* begin *

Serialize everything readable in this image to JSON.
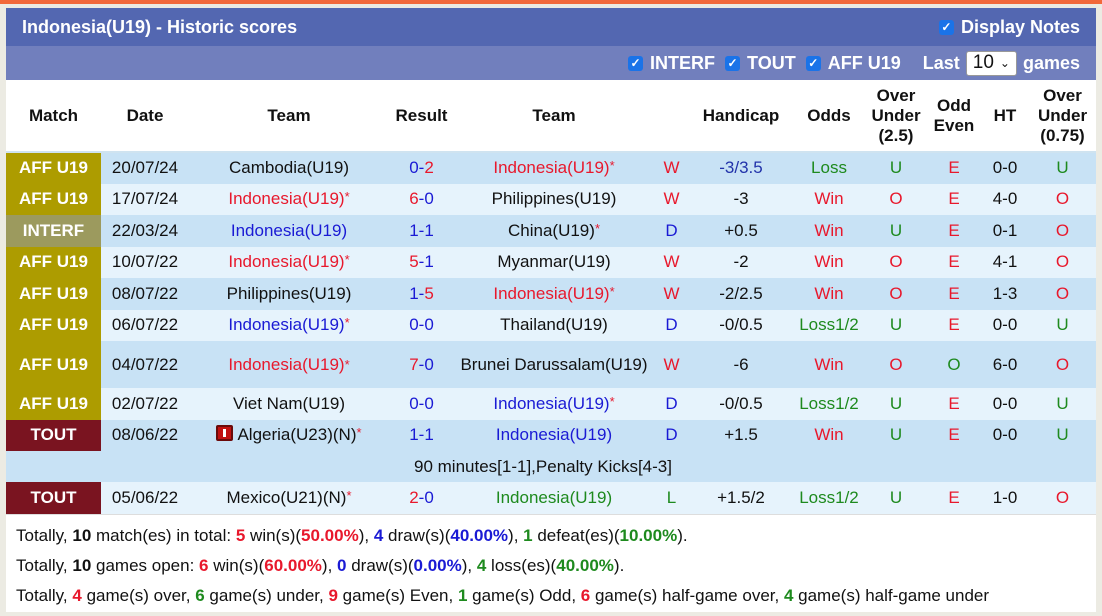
{
  "title": "Indonesia(U19) - Historic scores",
  "display_notes": {
    "label": "Display Notes",
    "checked": true
  },
  "filters": [
    {
      "label": "INTERF",
      "checked": true
    },
    {
      "label": "TOUT",
      "checked": true
    },
    {
      "label": "AFF U19",
      "checked": true
    }
  ],
  "last_label": "Last",
  "last_value": "10",
  "games_label": "games",
  "colors": {
    "header_bg": "#5367b1",
    "filter_bg": "#717fbd",
    "aff_u19": "#ad9c00",
    "interf": "#9c9a5e",
    "tout": "#7a1420",
    "win_red": "#e8182c",
    "draw_blue": "#1a1ad4",
    "loss_green": "#1e8a1e"
  },
  "columns": [
    "Match",
    "Date",
    "Team",
    "Result",
    "Team",
    "",
    "Handicap",
    "Odds",
    "Over\nUnder\n(2.5)",
    "Odd\nEven",
    "HT",
    "Over\nUnder\n(0.75)"
  ],
  "col_labels": {
    "match": "Match",
    "date": "Date",
    "home": "Team",
    "result": "Result",
    "away": "Team",
    "handicap": "Handicap",
    "odds": "Odds",
    "ou25_1": "Over",
    "ou25_2": "Under",
    "ou25_3": "(2.5)",
    "oe_1": "Odd",
    "oe_2": "Even",
    "ht": "HT",
    "ou075_1": "Over",
    "ou075_2": "Under",
    "ou075_3": "(0.75)"
  },
  "rows": [
    {
      "match": "AFF U19",
      "date": "20/07/24",
      "home": "Cambodia(U19)",
      "home_star": "",
      "h": "0",
      "a": "2",
      "away": "Indonesia(U19)",
      "away_star": "*",
      "wdl": "W",
      "handicap": "-3/3.5",
      "odds": "Loss",
      "ou": "U",
      "oe": "E",
      "ht": "0-0",
      "ou2": "U"
    },
    {
      "match": "AFF U19",
      "date": "17/07/24",
      "home": "Indonesia(U19)",
      "home_star": "*",
      "h": "6",
      "a": "0",
      "away": "Philippines(U19)",
      "away_star": "",
      "wdl": "W",
      "handicap": "-3",
      "odds": "Win",
      "ou": "O",
      "oe": "E",
      "ht": "4-0",
      "ou2": "O"
    },
    {
      "match": "INTERF",
      "date": "22/03/24",
      "home": "Indonesia(U19)",
      "home_star": "",
      "h": "1",
      "a": "1",
      "away": "China(U19)",
      "away_star": "*",
      "wdl": "D",
      "handicap": "+0.5",
      "odds": "Win",
      "ou": "U",
      "oe": "E",
      "ht": "0-1",
      "ou2": "O"
    },
    {
      "match": "AFF U19",
      "date": "10/07/22",
      "home": "Indonesia(U19)",
      "home_star": "*",
      "h": "5",
      "a": "1",
      "away": "Myanmar(U19)",
      "away_star": "",
      "wdl": "W",
      "handicap": "-2",
      "odds": "Win",
      "ou": "O",
      "oe": "E",
      "ht": "4-1",
      "ou2": "O"
    },
    {
      "match": "AFF U19",
      "date": "08/07/22",
      "home": "Philippines(U19)",
      "home_star": "",
      "h": "1",
      "a": "5",
      "away": "Indonesia(U19)",
      "away_star": "*",
      "wdl": "W",
      "handicap": "-2/2.5",
      "odds": "Win",
      "ou": "O",
      "oe": "E",
      "ht": "1-3",
      "ou2": "O"
    },
    {
      "match": "AFF U19",
      "date": "06/07/22",
      "home": "Indonesia(U19)",
      "home_star": "*",
      "h": "0",
      "a": "0",
      "away": "Thailand(U19)",
      "away_star": "",
      "wdl": "D",
      "handicap": "-0/0.5",
      "odds": "Loss1/2",
      "ou": "U",
      "oe": "E",
      "ht": "0-0",
      "ou2": "U"
    },
    {
      "match": "AFF U19",
      "date": "04/07/22",
      "home": "Indonesia(U19)",
      "home_star": "*",
      "h": "7",
      "a": "0",
      "away": "Brunei Darussalam(U19)",
      "away_star": "",
      "wdl": "W",
      "handicap": "-6",
      "odds": "Win",
      "ou": "O",
      "oe": "O",
      "ht": "6-0",
      "ou2": "O"
    },
    {
      "match": "AFF U19",
      "date": "02/07/22",
      "home": "Viet Nam(U19)",
      "home_star": "",
      "h": "0",
      "a": "0",
      "away": "Indonesia(U19)",
      "away_star": "*",
      "wdl": "D",
      "handicap": "-0/0.5",
      "odds": "Loss1/2",
      "ou": "U",
      "oe": "E",
      "ht": "0-0",
      "ou2": "U"
    },
    {
      "match": "TOUT",
      "date": "08/06/22",
      "home": "Algeria(U23)(N)",
      "home_star": "*",
      "h": "1",
      "a": "1",
      "away": "Indonesia(U19)",
      "away_star": "",
      "wdl": "D",
      "handicap": "+1.5",
      "odds": "Win",
      "ou": "U",
      "oe": "E",
      "ht": "0-0",
      "ou2": "U",
      "note": "90 minutes[1-1],Penalty Kicks[4-3]"
    },
    {
      "match": "TOUT",
      "date": "05/06/22",
      "home": "Mexico(U21)(N)",
      "home_star": "*",
      "h": "2",
      "a": "0",
      "away": "Indonesia(U19)",
      "away_star": "",
      "wdl": "L",
      "handicap": "+1.5/2",
      "odds": "Loss1/2",
      "ou": "U",
      "oe": "E",
      "ht": "1-0",
      "ou2": "O"
    }
  ],
  "summary": {
    "line1": {
      "p1": "Totally, ",
      "total": "10",
      "p2": " match(es) in total: ",
      "wins": "5",
      "p3": " win(s)(",
      "win_pct": "50.00%",
      "p4": "), ",
      "draws": "4",
      "p5": " draw(s)(",
      "draw_pct": "40.00%",
      "p6": "), ",
      "losses": "1",
      "p7": " defeat(es)(",
      "loss_pct": "10.00%",
      "p8": ")."
    },
    "line2": {
      "p1": "Totally, ",
      "total": "10",
      "p2": " games open: ",
      "wins": "6",
      "p3": " win(s)(",
      "win_pct": "60.00%",
      "p4": "), ",
      "draws": "0",
      "p5": " draw(s)(",
      "draw_pct": "0.00%",
      "p6": "), ",
      "losses": "4",
      "p7": " loss(es)(",
      "loss_pct": "40.00%",
      "p8": ")."
    },
    "line3": {
      "p1": "Totally, ",
      "over": "4",
      "p2": " game(s) over, ",
      "under": "6",
      "p3": " game(s) under, ",
      "even": "9",
      "p4": " game(s) Even, ",
      "odd": "1",
      "p5": " game(s) Odd, ",
      "hg_over": "6",
      "p6": " game(s) half-game over, ",
      "hg_under": "4",
      "p7": " game(s) half-game under"
    }
  }
}
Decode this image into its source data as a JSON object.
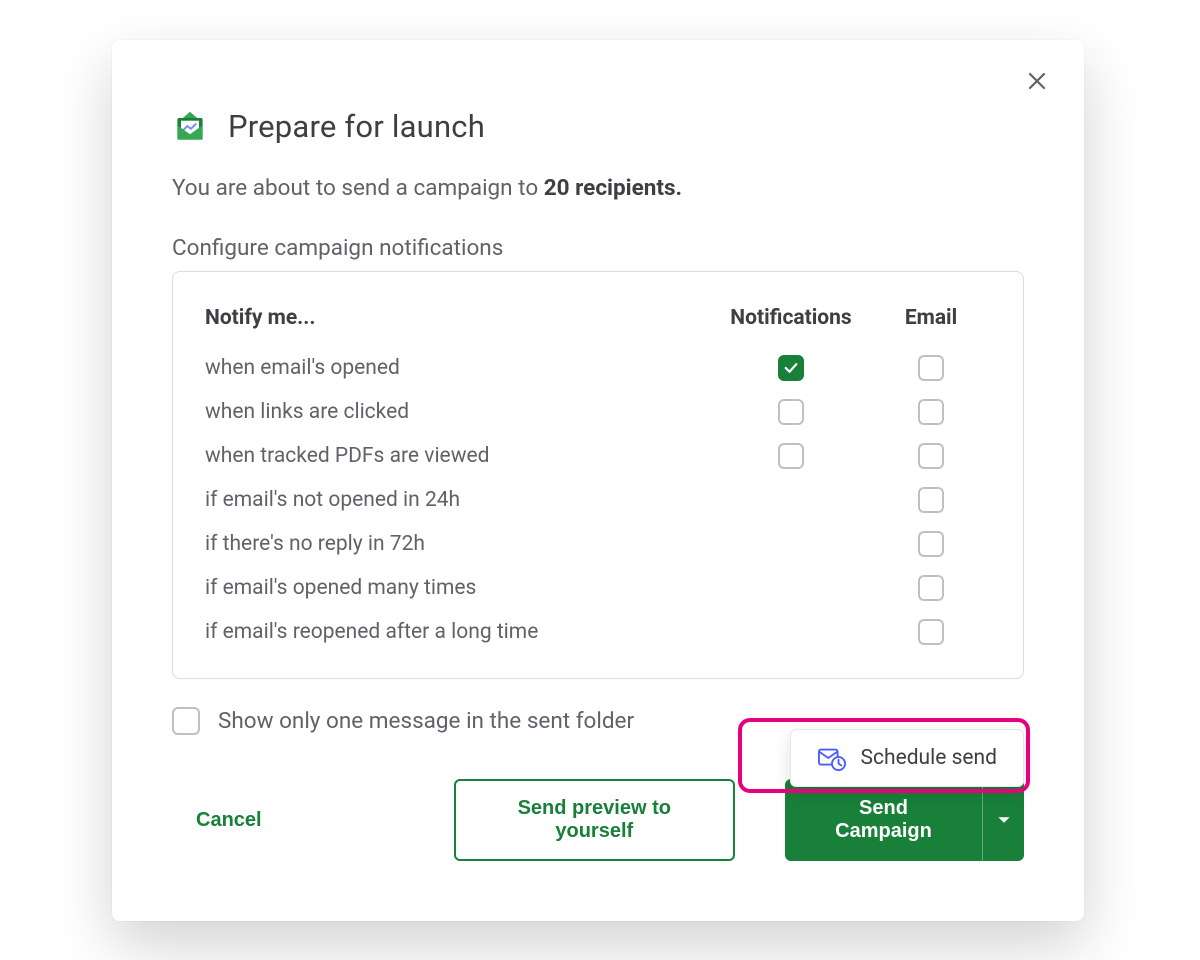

* end *

What this task involves
Retype everything in the material word for word, minus pictures.

Full solution
Serialize everything readable in this image to JSON.
{
  "title": "Indonesia(U19) - Historic scores",
  "display_notes": {
    "label": "Display Notes",
    "checked": true
  },
  "filters": [
    {
      "label": "INTERF",
      "checked": true
    },
    {
      "label": "TOUT",
      "checked": true
    },
    {
      "label": "AFF U19",
      "checked": true
    }
  ],
  "last_label": "Last",
  "last_value": "10",
  "games_label": "games",
  "colors": {
    "header_bg": "#5367b1",
    "filter_bg": "#717fbd",
    "aff_u19": "#ad9c00",
    "interf": "#9c9a5e",
    "tout": "#7a1420",
    "win_red": "#e8182c",
    "draw_blue": "#1a1ad4",
    "loss_green": "#1e8a1e"
  },
  "columns": [
    "Match",
    "Date",
    "Team",
    "Result",
    "Team",
    "",
    "Handicap",
    "Odds",
    "Over\nUnder\n(2.5)",
    "Odd\nEven",
    "HT",
    "Over\nUnder\n(0.75)"
  ],
  "col_labels": {
    "match": "Match",
    "date": "Date",
    "home": "Team",
    "result": "Result",
    "away": "Team",
    "handicap": "Handicap",
    "odds": "Odds",
    "ou25_1": "Over",
    "ou25_2": "Under",
    "ou25_3": "(2.5)",
    "oe_1": "Odd",
    "oe_2": "Even",
    "ht": "HT",
    "ou075_1": "Over",
    "ou075_2": "Under",
    "ou075_3": "(0.75)"
  },
  "rows": [
    {
      "match": "AFF U19",
      "date": "20/07/24",
      "home": "Cambodia(U19)",
      "home_star": "",
      "h": "0",
      "a": "2",
      "away": "Indonesia(U19)",
      "away_star": "*",
      "wdl": "W",
      "handicap": "-3/3.5",
      "odds": "Loss",
      "ou": "U",
      "oe": "E",
      "ht": "0-0",
      "ou2": "U"
    },
    {
      "match": "AFF U19",
      "date": "17/07/24",
      "home": "Indonesia(U19)",
      "home_star": "*",
      "h": "6",
      "a": "0",
      "away": "Philippines(U19)",
      "away_star": "",
      "wdl": "W",
      "handicap": "-3",
      "odds": "Win",
      "ou": "O",
      "oe": "E",
      "ht": "4-0",
      "ou2": "O"
    },
    {
      "match": "INTERF",
      "date": "22/03/24",
      "home": "Indonesia(U19)",
      "home_star": "",
      "h": "1",
      "a": "1",
      "away": "China(U19)",
      "away_star": "*",
      "wdl": "D",
      "handicap": "+0.5",
      "odds": "Win",
      "ou": "U",
      "oe": "E",
      "ht": "0-1",
      "ou2": "O"
    },
    {
      "match": "AFF U19",
      "date": "10/07/22",
      "home": "Indonesia(U19)",
      "home_star": "*",
      "h": "5",
      "a": "1",
      "away": "Myanmar(U19)",
      "away_star": "",
      "wdl": "W",
      "handicap": "-2",
      "odds": "Win",
      "ou": "O",
      "oe": "E",
      "ht": "4-1",
      "ou2": "O"
    },
    {
      "match": "AFF U19",
      "date": "08/07/22",
      "home": "Philippines(U19)",
      "home_star": "",
      "h": "1",
      "a": "5",
      "away": "Indonesia(U19)",
      "away_star": "*",
      "wdl": "W",
      "handicap": "-2/2.5",
      "odds": "Win",
      "ou": "O",
      "oe": "E",
      "ht": "1-3",
      "ou2": "O"
    },
    {
      "match": "AFF U19",
      "date": "06/07/22",
      "home": "Indonesia(U19)",
      "home_star": "*",
      "h": "0",
      "a": "0",
      "away": "Thailand(U19)",
      "away_star": "",
      "wdl": "D",
      "handicap": "-0/0.5",
      "odds": "Loss1/2",
      "ou": "U",
      "oe": "E",
      "ht": "0-0",
      "ou2": "U"
    },
    {
      "match": "AFF U19",
      "date": "04/07/22",
      "home": "Indonesia(U19)",
      "home_star": "*",
      "h": "7",
      "a": "0",
      "away": "Brunei Darussalam(U19)",
      "away_star": "",
      "wdl": "W",
      "handicap": "-6",
      "odds": "Win",
      "ou": "O",
      "oe": "O",
      "ht": "6-0",
      "ou2": "O"
    },
    {
      "match": "AFF U19",
      "date": "02/07/22",
      "home": "Viet Nam(U19)",
      "home_star": "",
      "h": "0",
      "a": "0",
      "away": "Indonesia(U19)",
      "away_star": "*",
      "wdl": "D",
      "handicap": "-0/0.5",
      "odds": "Loss1/2",
      "ou": "U",
      "oe": "E",
      "ht": "0-0",
      "ou2": "U"
    },
    {
      "match": "TOUT",
      "date": "08/06/22",
      "home": "Algeria(U23)(N)",
      "home_star": "*",
      "h": "1",
      "a": "1",
      "away": "Indonesia(U19)",
      "away_star": "",
      "wdl": "D",
      "handicap": "+1.5",
      "odds": "Win",
      "ou": "U",
      "oe": "E",
      "ht": "0-0",
      "ou2": "U",
      "note": "90 minutes[1-1],Penalty Kicks[4-3]"
    },
    {
      "match": "TOUT",
      "date": "05/06/22",
      "home": "Mexico(U21)(N)",
      "home_star": "*",
      "h": "2",
      "a": "0",
      "away": "Indonesia(U19)",
      "away_star": "",
      "wdl": "L",
      "handicap": "+1.5/2",
      "odds": "Loss1/2",
      "ou": "U",
      "oe": "E",
      "ht": "1-0",
      "ou2": "O"
    }
  ],
  "summary": {
    "line1": {
      "p1": "Totally, ",
      "total": "10",
      "p2": " match(es) in total: ",
      "wins": "5",
      "p3": " win(s)(",
      "win_pct": "50.00%",
      "p4": "), ",
      "draws": "4",
      "p5": " draw(s)(",
      "draw_pct": "40.00%",
      "p6": "), ",
      "losses": "1",
      "p7": " defeat(es)(",
      "loss_pct": "10.00%",
      "p8": ")."
    },
    "line2": {
      "p1": "Totally, ",
      "total": "10",
      "p2": " games open: ",
      "wins": "6",
      "p3": " win(s)(",
      "win_pct": "60.00%",
      "p4": "), ",
      "draws": "0",
      "p5": " draw(s)(",
      "draw_pct": "0.00%",
      "p6": "), ",
      "losses": "4",
      "p7": " loss(es)(",
      "loss_pct": "40.00%",
      "p8": ")."
    },
    "line3": {
      "p1": "Totally, ",
      "over": "4",
      "p2": " game(s) over, ",
      "under": "6",
      "p3": " game(s) under, ",
      "even": "9",
      "p4": " game(s) Even, ",
      "odd": "1",
      "p5": " game(s) Odd, ",
      "hg_over": "6",
      "p6": " game(s) half-game over, ",
      "hg_under": "4",
      "p7": " game(s) half-game under"
    }
  }
}
Decode this image into its source data as a JSON object.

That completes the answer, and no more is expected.